Begin

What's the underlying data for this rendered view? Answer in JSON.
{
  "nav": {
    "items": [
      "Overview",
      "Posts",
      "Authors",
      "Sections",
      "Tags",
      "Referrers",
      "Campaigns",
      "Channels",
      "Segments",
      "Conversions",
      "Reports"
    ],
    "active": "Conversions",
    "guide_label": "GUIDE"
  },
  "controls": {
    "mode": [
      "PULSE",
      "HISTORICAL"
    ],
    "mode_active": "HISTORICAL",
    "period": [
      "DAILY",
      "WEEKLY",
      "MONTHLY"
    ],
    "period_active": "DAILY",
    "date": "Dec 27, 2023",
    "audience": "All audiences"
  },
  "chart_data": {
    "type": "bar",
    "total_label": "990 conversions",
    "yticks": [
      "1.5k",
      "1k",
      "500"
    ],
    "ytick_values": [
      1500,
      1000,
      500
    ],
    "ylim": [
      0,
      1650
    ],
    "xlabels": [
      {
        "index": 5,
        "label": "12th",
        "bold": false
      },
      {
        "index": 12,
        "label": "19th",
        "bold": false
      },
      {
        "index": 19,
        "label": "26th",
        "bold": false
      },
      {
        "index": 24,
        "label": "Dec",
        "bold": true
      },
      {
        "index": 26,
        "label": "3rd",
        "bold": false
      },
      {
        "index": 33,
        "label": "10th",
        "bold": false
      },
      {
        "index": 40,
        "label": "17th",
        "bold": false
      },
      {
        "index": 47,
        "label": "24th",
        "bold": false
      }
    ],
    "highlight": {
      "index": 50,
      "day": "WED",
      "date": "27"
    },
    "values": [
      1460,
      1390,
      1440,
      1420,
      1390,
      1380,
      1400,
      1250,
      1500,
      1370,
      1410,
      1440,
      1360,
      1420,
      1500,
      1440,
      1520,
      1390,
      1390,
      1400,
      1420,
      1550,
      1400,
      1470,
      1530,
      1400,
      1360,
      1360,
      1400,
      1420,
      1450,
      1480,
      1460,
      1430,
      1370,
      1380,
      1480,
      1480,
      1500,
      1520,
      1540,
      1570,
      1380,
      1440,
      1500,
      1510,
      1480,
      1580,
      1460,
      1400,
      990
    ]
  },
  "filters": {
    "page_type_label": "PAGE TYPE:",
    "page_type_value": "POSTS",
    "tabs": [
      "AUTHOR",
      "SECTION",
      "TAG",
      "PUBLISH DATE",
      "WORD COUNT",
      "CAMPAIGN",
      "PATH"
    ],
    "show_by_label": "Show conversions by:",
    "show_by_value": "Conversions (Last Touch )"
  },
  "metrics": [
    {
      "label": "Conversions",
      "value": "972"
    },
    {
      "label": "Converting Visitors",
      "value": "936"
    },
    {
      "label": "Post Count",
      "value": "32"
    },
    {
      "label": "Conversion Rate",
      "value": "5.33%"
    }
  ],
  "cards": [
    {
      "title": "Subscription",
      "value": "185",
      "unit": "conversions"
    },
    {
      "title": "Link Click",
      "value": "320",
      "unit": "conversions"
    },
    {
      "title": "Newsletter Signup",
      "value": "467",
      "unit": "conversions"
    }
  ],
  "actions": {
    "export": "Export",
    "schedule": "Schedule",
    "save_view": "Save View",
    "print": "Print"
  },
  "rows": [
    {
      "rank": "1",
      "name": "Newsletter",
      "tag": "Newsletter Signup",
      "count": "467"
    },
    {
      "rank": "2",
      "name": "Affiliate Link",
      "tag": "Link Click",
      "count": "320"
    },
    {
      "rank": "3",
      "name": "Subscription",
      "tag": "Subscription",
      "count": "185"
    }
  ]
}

End

§ EXERCISE OBJECTIVE:
Check every line of the data, and copy the ones that contain "Subscription".

§ SOLUTION BELOW:
      "title": "Subscription",
      "name": "Subscription",
      "tag": "Subscription",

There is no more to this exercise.